**Work required:**
Copy each line below that contains "Unterarm".

:: Material to process ::

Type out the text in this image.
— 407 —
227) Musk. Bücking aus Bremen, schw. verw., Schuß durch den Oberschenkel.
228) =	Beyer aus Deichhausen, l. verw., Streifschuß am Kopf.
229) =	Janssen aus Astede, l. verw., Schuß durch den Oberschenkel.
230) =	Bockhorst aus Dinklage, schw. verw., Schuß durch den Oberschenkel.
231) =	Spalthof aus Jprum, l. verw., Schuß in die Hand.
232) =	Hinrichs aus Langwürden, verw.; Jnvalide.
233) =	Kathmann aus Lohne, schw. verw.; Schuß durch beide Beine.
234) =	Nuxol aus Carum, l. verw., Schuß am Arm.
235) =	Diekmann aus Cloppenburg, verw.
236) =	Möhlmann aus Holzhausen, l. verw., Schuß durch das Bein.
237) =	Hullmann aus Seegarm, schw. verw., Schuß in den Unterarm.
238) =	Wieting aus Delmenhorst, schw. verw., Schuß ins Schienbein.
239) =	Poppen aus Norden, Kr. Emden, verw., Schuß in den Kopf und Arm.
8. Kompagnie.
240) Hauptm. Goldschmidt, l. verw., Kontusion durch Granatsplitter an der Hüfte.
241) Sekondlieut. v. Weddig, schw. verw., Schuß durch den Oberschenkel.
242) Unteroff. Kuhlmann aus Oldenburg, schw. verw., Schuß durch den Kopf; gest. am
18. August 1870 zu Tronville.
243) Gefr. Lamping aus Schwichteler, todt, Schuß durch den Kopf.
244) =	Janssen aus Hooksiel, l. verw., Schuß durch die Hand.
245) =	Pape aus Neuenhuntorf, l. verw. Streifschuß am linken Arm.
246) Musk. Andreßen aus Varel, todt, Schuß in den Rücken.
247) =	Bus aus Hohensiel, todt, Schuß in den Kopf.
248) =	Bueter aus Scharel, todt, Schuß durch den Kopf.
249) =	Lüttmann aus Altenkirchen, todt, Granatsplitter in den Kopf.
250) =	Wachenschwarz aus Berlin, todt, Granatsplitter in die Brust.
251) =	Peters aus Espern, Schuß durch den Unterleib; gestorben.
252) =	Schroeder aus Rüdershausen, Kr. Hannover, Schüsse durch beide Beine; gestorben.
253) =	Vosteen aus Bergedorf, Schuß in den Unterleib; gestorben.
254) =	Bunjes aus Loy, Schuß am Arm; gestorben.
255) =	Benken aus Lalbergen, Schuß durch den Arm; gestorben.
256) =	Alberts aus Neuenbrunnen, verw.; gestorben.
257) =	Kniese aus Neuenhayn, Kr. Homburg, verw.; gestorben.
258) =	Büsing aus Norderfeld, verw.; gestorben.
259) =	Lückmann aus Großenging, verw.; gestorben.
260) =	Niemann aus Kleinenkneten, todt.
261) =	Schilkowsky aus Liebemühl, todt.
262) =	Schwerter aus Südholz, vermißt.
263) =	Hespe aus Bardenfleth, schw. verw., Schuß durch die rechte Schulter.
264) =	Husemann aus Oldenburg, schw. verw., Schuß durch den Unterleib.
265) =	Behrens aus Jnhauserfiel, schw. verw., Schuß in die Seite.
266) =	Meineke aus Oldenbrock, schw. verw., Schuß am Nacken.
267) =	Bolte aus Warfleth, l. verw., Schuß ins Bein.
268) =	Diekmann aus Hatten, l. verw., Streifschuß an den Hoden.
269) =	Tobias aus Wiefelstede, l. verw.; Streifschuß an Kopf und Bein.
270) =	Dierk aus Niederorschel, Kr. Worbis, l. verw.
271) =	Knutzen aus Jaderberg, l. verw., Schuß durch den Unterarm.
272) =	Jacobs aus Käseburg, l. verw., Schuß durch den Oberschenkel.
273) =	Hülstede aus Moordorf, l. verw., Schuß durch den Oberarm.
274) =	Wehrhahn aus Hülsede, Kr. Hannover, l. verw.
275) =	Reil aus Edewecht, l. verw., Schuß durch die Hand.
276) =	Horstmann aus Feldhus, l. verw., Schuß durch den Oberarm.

:::
:: Material to process ::

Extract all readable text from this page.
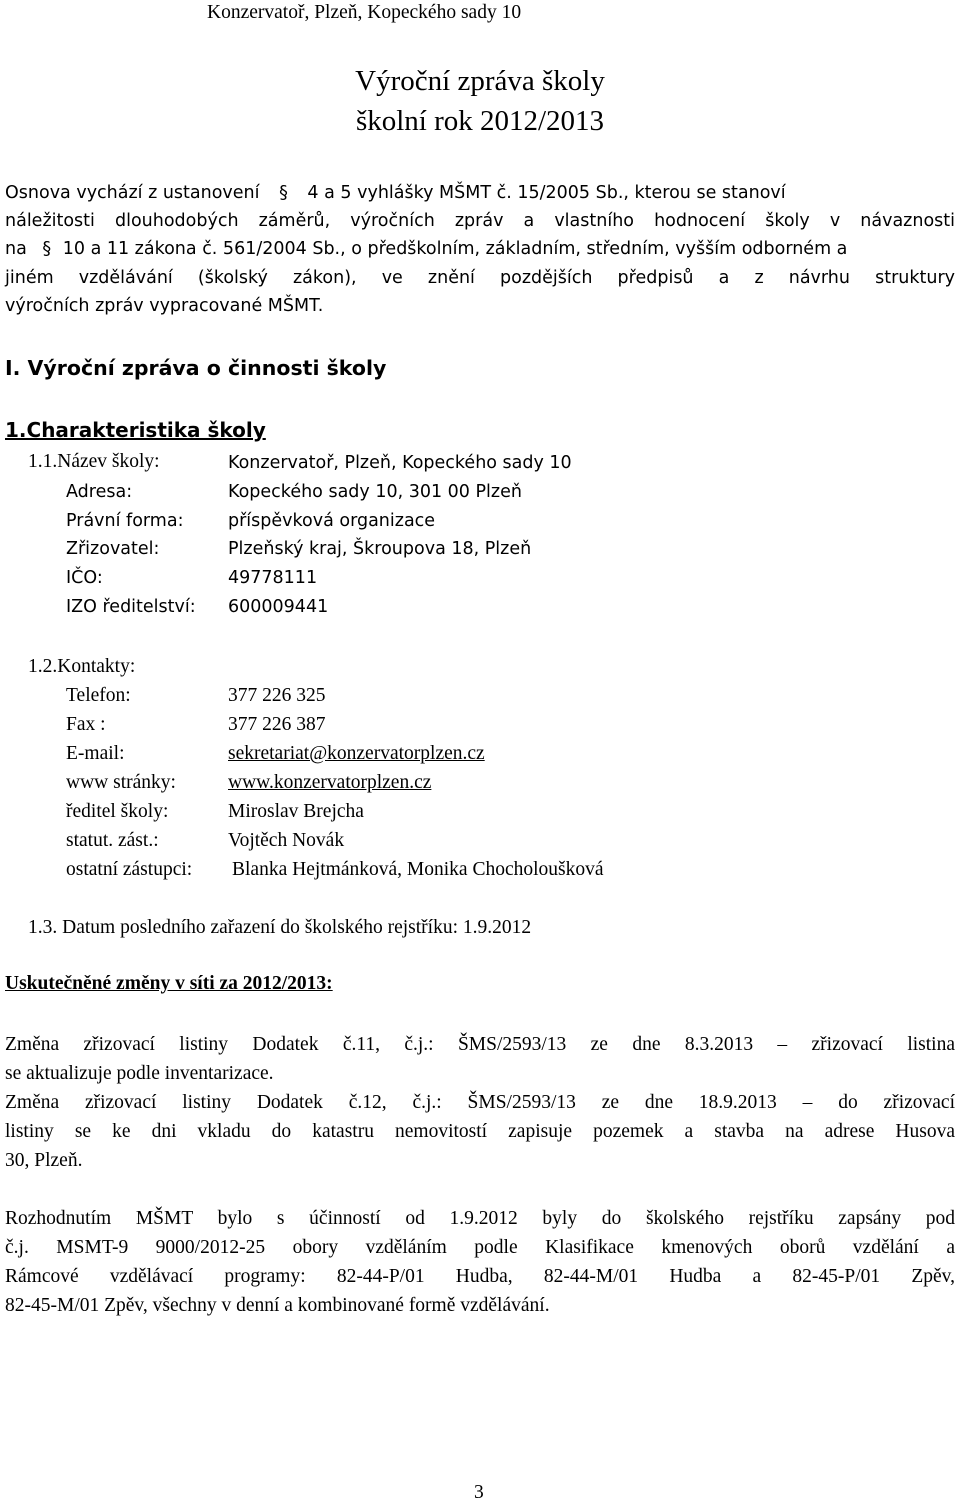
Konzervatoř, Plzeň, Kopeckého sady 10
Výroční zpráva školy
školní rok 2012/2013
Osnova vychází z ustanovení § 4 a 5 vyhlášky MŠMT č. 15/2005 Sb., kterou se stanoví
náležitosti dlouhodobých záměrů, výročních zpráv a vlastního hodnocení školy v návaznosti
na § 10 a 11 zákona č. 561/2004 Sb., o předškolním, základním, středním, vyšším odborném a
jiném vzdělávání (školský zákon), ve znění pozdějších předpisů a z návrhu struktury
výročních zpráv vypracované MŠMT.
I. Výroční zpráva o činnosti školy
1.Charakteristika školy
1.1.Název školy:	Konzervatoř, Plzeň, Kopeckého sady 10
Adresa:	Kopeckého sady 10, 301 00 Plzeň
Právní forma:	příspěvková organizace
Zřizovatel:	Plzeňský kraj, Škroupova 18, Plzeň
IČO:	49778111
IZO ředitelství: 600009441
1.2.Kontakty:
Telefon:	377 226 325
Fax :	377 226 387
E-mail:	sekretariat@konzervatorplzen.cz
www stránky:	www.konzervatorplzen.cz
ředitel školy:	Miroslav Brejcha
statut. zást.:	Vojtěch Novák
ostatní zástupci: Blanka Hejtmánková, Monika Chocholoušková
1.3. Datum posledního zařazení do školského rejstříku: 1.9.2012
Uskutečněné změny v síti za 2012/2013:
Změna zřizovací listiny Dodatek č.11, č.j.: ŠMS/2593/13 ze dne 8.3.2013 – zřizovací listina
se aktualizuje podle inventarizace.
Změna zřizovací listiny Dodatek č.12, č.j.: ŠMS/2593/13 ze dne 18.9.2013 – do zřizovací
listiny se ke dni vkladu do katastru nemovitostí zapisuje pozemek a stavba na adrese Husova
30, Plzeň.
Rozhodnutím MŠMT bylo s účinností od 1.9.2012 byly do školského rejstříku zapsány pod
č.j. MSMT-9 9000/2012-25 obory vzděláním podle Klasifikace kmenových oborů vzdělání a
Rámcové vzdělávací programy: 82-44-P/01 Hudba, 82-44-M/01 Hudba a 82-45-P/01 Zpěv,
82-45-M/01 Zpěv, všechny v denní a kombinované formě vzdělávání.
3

:::

**In response:**
237) =	Hullmann aus Seegarm, schw. verw., Schuß in den Unterarm.
271) =	Knutzen aus Jaderberg, l. verw., Schuß durch den Unterarm.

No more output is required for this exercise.